-- Start of Source records --

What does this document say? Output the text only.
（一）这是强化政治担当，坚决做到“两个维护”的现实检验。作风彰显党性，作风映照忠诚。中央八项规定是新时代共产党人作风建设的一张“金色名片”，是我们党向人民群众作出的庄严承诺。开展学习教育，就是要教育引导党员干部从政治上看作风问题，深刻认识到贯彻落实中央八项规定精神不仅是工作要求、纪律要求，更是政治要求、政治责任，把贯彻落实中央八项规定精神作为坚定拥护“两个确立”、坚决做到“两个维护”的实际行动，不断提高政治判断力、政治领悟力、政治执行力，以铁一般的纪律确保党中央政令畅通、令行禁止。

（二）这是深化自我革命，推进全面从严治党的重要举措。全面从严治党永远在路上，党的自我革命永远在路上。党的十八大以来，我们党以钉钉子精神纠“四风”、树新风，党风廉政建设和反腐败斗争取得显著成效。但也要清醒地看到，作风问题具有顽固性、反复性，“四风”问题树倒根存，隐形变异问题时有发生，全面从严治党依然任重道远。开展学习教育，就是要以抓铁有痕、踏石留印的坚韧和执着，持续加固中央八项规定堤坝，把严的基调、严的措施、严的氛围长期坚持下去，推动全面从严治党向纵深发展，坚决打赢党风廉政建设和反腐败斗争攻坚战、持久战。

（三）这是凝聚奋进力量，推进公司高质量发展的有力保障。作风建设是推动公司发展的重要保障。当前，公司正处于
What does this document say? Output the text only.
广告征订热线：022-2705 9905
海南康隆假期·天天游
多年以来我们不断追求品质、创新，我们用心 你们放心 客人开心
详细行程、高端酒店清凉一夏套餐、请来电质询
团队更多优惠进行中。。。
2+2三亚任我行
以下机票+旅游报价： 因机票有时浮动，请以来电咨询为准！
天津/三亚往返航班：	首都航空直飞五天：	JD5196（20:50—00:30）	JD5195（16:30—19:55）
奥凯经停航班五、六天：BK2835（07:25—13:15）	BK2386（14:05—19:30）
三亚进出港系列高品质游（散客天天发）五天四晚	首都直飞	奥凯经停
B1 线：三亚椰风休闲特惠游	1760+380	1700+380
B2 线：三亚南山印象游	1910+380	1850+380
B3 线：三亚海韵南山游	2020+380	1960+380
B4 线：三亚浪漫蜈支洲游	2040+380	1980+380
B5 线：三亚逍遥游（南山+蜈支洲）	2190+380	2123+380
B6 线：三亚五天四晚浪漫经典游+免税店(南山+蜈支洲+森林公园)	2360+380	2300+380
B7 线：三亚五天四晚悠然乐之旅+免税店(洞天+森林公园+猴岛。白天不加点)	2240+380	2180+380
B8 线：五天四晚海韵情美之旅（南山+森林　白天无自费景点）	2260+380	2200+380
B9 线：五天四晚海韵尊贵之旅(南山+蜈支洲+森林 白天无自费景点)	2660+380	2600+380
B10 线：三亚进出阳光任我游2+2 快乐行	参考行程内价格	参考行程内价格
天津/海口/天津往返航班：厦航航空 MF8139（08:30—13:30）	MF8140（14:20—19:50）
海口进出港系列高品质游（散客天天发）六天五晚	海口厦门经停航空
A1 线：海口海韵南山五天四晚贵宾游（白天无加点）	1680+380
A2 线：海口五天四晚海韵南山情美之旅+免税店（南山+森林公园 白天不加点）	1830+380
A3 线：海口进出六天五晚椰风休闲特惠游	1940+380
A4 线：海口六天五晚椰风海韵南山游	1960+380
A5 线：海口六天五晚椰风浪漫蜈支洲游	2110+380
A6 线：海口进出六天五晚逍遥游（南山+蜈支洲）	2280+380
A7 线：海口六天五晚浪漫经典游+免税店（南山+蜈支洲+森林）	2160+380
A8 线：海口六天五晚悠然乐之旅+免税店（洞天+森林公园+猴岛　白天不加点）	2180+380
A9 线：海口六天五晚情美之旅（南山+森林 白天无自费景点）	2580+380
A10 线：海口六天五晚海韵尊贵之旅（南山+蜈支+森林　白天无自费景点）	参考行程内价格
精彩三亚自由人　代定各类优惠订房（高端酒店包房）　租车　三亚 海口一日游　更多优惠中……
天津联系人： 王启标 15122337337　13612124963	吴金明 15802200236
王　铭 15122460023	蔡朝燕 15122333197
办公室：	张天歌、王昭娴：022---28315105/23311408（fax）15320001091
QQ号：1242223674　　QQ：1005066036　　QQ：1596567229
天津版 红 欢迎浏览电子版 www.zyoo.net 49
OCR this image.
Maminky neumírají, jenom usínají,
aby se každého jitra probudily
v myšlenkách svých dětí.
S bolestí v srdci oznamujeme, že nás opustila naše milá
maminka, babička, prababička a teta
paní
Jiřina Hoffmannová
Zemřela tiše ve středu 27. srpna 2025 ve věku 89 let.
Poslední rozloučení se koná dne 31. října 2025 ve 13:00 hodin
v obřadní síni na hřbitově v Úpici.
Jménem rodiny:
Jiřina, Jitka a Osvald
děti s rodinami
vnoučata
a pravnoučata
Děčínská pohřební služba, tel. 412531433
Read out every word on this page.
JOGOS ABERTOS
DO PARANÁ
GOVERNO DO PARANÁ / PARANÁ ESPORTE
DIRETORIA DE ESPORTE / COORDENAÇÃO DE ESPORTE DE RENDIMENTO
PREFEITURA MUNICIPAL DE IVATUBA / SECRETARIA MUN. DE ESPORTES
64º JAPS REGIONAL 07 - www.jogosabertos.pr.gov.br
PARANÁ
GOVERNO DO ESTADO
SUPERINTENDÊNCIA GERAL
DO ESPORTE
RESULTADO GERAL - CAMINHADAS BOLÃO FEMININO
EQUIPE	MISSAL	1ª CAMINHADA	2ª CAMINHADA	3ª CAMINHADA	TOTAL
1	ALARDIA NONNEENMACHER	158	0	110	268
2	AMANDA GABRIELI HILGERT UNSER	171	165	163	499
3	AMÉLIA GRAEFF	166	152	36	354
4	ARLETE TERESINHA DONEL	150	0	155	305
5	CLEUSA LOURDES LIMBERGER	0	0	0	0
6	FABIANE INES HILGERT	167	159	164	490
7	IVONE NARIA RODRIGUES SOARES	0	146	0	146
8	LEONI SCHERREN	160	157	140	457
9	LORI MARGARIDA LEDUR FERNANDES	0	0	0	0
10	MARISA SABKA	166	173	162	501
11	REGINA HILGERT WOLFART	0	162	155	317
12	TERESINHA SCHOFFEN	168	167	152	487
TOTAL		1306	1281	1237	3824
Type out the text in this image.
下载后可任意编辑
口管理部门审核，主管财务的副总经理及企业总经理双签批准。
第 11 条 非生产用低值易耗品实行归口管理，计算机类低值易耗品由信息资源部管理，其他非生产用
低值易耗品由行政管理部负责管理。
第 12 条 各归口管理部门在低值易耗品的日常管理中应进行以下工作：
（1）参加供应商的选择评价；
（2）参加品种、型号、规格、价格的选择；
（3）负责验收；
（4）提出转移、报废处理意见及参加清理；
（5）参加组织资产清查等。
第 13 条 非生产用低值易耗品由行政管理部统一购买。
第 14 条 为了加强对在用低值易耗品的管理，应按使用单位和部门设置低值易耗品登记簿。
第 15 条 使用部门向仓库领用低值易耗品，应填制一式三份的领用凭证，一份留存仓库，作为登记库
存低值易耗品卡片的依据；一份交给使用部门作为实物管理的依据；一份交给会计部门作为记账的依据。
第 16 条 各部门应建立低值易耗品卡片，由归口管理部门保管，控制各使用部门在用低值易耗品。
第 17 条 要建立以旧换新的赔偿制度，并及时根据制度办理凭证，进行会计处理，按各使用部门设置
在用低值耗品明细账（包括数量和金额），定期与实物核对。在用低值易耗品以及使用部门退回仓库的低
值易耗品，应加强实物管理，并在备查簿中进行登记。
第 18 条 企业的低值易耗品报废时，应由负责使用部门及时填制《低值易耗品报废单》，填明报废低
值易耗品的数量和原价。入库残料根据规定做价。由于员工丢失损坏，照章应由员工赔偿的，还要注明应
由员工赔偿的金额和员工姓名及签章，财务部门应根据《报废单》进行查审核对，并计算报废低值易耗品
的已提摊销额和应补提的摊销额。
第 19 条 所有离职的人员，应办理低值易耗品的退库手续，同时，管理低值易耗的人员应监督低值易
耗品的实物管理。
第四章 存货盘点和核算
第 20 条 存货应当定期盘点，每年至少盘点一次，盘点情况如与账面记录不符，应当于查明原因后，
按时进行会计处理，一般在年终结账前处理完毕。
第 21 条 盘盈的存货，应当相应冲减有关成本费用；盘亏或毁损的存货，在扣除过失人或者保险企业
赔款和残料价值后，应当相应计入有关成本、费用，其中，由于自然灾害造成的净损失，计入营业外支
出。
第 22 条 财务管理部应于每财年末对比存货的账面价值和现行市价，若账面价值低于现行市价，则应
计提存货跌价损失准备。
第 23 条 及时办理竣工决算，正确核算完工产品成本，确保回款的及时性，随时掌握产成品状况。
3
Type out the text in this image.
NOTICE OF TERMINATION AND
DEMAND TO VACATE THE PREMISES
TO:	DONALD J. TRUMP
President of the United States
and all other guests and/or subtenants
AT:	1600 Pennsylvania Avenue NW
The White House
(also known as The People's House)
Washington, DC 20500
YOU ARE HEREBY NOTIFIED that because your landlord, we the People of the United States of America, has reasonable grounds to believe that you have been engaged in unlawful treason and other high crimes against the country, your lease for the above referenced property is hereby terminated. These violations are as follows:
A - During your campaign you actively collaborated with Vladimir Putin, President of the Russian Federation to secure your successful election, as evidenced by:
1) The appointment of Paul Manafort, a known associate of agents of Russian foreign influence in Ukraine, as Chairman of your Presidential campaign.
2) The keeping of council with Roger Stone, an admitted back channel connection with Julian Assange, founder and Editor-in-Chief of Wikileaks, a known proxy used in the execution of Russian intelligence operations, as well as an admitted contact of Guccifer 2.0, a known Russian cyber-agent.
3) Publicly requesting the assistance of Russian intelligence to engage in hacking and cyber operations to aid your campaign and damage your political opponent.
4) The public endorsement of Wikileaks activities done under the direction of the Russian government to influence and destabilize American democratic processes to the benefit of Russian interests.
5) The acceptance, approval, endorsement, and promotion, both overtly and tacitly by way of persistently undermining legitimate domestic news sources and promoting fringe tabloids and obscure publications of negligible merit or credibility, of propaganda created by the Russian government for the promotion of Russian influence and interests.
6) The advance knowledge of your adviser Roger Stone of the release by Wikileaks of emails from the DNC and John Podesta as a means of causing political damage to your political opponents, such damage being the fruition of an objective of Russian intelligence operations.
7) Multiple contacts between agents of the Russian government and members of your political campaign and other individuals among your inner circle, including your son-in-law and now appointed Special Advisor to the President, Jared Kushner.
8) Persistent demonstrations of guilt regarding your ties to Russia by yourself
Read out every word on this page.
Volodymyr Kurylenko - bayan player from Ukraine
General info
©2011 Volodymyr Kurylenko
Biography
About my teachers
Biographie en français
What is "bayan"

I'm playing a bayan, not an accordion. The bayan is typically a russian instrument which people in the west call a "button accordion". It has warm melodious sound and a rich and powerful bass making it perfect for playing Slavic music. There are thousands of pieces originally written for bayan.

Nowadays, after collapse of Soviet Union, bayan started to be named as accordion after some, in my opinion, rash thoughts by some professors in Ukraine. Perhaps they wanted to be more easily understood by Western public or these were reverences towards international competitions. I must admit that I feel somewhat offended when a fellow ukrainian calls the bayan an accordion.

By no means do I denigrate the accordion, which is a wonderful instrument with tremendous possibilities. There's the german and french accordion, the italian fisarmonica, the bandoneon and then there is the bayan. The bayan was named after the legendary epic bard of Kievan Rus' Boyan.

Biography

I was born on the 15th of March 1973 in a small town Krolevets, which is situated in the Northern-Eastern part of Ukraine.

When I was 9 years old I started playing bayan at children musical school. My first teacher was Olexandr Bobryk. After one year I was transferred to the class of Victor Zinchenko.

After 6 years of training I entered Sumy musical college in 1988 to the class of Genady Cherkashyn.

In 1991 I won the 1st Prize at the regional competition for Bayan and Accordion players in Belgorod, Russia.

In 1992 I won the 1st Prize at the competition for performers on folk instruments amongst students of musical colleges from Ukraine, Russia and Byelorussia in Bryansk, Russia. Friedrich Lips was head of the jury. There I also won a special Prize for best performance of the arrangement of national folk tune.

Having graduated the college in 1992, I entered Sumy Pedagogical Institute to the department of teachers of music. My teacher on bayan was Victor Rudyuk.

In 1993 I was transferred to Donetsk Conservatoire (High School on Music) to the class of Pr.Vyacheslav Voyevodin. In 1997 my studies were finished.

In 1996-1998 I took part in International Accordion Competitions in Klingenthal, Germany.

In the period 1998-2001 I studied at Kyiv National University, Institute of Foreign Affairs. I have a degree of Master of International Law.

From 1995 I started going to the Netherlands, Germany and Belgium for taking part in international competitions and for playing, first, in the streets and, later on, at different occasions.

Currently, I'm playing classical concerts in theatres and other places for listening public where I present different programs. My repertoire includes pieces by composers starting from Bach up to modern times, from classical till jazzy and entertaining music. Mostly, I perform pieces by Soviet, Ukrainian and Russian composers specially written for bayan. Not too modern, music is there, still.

-- End of Source records --

▶ _What to do_
In the listing above, how many lines include the word "Kurylenko"? Answer with the number and nothing more.

▶ _Task response_
2